What you have to do ::
Convert every line of the entries below into a JSON list of strings, one string per line, omitting blank lines.
+++ Data +++
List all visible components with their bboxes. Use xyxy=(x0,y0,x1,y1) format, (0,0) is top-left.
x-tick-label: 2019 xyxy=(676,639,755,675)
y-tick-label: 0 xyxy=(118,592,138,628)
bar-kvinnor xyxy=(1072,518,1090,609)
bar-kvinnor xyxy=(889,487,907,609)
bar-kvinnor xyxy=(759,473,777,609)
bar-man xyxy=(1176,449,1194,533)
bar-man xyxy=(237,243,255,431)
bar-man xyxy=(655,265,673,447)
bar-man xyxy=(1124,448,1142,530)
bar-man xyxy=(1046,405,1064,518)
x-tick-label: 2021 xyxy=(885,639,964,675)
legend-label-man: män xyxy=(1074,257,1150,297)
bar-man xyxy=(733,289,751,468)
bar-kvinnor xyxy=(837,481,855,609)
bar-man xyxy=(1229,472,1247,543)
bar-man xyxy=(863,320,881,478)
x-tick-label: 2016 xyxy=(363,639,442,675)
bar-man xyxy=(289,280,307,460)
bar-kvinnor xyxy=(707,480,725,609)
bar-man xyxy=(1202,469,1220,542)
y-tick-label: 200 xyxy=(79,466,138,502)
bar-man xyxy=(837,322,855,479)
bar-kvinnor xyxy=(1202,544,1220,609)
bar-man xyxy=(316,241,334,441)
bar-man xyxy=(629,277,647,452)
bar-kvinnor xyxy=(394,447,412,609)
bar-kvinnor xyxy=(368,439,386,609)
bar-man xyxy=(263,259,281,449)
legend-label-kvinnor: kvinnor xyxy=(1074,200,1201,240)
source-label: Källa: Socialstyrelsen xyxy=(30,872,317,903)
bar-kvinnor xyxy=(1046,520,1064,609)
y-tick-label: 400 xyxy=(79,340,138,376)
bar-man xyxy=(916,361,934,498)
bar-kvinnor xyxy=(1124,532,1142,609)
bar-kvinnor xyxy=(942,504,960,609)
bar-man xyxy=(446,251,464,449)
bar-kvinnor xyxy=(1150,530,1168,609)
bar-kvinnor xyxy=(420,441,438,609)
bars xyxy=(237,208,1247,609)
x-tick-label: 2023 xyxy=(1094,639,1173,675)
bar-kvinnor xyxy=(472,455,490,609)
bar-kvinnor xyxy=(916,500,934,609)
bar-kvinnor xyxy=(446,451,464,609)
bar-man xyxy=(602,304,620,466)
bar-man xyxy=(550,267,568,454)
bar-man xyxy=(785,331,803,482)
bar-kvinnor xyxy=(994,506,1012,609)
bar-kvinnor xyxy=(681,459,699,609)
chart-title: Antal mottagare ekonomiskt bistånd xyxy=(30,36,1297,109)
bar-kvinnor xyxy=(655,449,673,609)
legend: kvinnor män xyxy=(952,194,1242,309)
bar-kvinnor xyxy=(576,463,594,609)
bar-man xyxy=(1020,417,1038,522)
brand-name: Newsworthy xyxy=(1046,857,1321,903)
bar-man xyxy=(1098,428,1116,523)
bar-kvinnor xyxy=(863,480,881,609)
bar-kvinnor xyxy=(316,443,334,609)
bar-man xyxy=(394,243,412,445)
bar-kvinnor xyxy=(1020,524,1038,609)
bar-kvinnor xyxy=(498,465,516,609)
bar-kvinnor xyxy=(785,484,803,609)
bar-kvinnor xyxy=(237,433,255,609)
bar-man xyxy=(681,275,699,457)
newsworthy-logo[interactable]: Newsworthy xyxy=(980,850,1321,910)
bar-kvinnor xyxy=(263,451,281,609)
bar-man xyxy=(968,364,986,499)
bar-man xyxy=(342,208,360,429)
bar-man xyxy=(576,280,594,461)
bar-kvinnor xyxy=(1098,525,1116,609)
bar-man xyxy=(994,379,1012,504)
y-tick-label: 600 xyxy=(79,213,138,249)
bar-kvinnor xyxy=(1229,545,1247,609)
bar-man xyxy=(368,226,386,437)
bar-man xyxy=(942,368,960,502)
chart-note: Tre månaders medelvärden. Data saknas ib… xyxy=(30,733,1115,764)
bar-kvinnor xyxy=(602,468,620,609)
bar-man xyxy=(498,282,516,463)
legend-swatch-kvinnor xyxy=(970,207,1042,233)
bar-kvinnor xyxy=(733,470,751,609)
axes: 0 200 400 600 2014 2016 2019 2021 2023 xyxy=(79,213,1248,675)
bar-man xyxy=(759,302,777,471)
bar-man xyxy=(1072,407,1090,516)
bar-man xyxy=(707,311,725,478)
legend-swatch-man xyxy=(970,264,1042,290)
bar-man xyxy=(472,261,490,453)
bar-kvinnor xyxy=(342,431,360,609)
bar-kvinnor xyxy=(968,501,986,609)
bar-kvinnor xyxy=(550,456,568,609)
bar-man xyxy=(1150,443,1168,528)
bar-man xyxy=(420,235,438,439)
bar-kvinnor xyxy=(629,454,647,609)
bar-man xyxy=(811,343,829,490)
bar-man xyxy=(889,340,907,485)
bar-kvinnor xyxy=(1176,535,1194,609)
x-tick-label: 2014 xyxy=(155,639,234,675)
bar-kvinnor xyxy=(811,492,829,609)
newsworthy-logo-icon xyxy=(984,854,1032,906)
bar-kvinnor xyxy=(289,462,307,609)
+++
Solution for this task ::
[
  "List all visible components with their bboxes. Use xyxy=(x0,y0,x1,y1) format, (0,0) is top-left.",
  "x-tick-label: 2019 xyxy=(676,639,755,675)",
  "y-tick-label: 0 xyxy=(118,592,138,628)",
  "bar-kvinnor xyxy=(1072,518,1090,609)",
  "bar-kvinnor xyxy=(889,487,907,609)",
  "bar-kvinnor xyxy=(759,473,777,609)",
  "bar-man xyxy=(1176,449,1194,533)",
  "bar-man xyxy=(237,243,255,431)",
  "bar-man xyxy=(655,265,673,447)",
  "bar-man xyxy=(1124,448,1142,530)",
  "bar-man xyxy=(1046,405,1064,518)",
  "x-tick-label: 2021 xyxy=(885,639,964,675)",
  "legend-label-man: män xyxy=(1074,257,1150,297)",
  "bar-man xyxy=(733,289,751,468)",
  "bar-kvinnor xyxy=(837,481,855,609)",
  "bar-man xyxy=(1229,472,1247,543)",
  "bar-man xyxy=(863,320,881,478)",
  "x-tick-label: 2016 xyxy=(363,639,442,675)",
  "bar-man xyxy=(289,280,307,460)",
  "bar-kvinnor xyxy=(707,480,725,609)",
  "bar-man xyxy=(1202,469,1220,542)",
  "y-tick-label: 200 xyxy=(79,466,138,502)",
  "bar-man xyxy=(837,322,855,479)",
  "bar-kvinnor xyxy=(1202,544,1220,609)",
  "bar-man xyxy=(316,241,334,441)",
  "bar-man xyxy=(629,277,647,452)",
  "bar-kvinnor xyxy=(394,447,412,609)",
  "bar-kvinnor xyxy=(368,439,386,609)",
  "bar-man xyxy=(263,259,281,449)",
  "legend-label-kvinnor: kvinnor xyxy=(1074,200,1201,240)",
  "source-label: Källa: Socialstyrelsen xyxy=(30,872,317,903)",
  "bar-kvinnor xyxy=(1046,520,1064,609)",
  "y-tick-label: 400 xyxy=(79,340,138,376)",
  "bar-man xyxy=(916,361,934,498)",
  "bar-kvinnor xyxy=(1124,532,1142,609)",
  "bar-kvinnor xyxy=(942,504,960,609)",
  "bar-man xyxy=(446,251,464,449)",
  "bar-kvinnor xyxy=(1150,530,1168,609)",
  "bar-kvinnor xyxy=(420,441,438,609)",
  "bars xyxy=(237,208,1247,609)",
  "x-tick-label: 2023 xyxy=(1094,639,1173,675)",
  "bar-kvinnor xyxy=(472,455,490,609)",
  "bar-kvinnor xyxy=(916,500,934,609)",
  "bar-kvinnor xyxy=(446,451,464,609)",
  "bar-man xyxy=(602,304,620,466)",
  "bar-man xyxy=(550,267,568,454)",
  "bar-man xyxy=(785,331,803,482)",
  "bar-kvinnor xyxy=(994,506,1012,609)",
  "bar-kvinnor xyxy=(681,459,699,609)",
  "chart-title: Antal mottagare ekonomiskt bistånd xyxy=(30,36,1297,109)",
  "bar-kvinnor xyxy=(655,449,673,609)",
  "legend: kvinnor män xyxy=(952,194,1242,309)",
  "bar-kvinnor xyxy=(576,463,594,609)",
  "bar-man xyxy=(1020,417,1038,522)",
  "brand-name: Newsworthy xyxy=(1046,857,1321,903)",
  "bar-man xyxy=(1098,428,1116,523)",
  "bar-kvinnor xyxy=(863,480,881,609)",
  "bar-kvinnor xyxy=(316,443,334,609)",
  "bar-man xyxy=(394,243,412,445)",
  "bar-kvinnor xyxy=(1020,524,1038,609)",
  "bar-kvinnor xyxy=(498,465,516,609)",
  "bar-kvinnor xyxy=(785,484,803,609)",
  "bar-kvinnor xyxy=(237,433,255,609)",
  "bar-man xyxy=(681,275,699,457)",
  "newsworthy-logo[interactable]: Newsworthy xyxy=(980,850,1321,910)",
  "bar-kvinnor xyxy=(263,451,281,609)",
  "bar-man xyxy=(968,364,986,499)",
  "bar-man xyxy=(342,208,360,429)",
  "bar-man xyxy=(576,280,594,461)",
  "bar-kvinnor xyxy=(1098,525,1116,609)",
  "bar-man xyxy=(994,379,1012,504)",
  "y-tick-label: 600 xyxy=(79,213,138,249)",
  "bar-kvinnor xyxy=(1229,545,1247,609)",
  "bar-man xyxy=(368,226,386,437)",
  "bar-man xyxy=(942,368,960,502)",
  "chart-note: Tre månaders medelvärden. Data saknas ib… xyxy=(30,733,1115,764)",
  "bar-kvinnor xyxy=(602,468,620,609)",
  "bar-man xyxy=(498,282,516,463)",
  "legend-swatch-kvinnor xyxy=(970,207,1042,233)",
  "bar-kvinnor xyxy=(733,470,751,609)",
  "axes: 0 200 400 600 2014 2016 2019 2021 2023 xyxy=(79,213,1248,675)",
  "bar-man xyxy=(759,302,777,471)",
  "bar-man xyxy=(1072,407,1090,516)",
  "bar-man xyxy=(707,311,725,478)",
  "legend-swatch-man xyxy=(970,264,1042,290)",
  "bar-man xyxy=(472,261,490,453)",
  "bar-kvinnor xyxy=(342,431,360,609)",
  "bar-kvinnor xyxy=(968,501,986,609)",
  "bar-kvinnor xyxy=(550,456,568,609)",
  "bar-man xyxy=(1150,443,1168,528)",
  "bar-man xyxy=(420,235,438,439)",
  "bar-kvinnor xyxy=(629,454,647,609)",
  "bar-man xyxy=(811,343,829,490)",
  "bar-man xyxy=(889,340,907,485)",
  "bar-kvinnor xyxy=(1176,535,1194,609)",
  "x-tick-label: 2014 xyxy=(155,639,234,675)",
  "bar-kvinnor xyxy=(811,492,829,609)",
  "newsworthy-logo-icon xyxy=(984,854,1032,906)",
  "bar-kvinnor xyxy=(289,462,307,609)"
]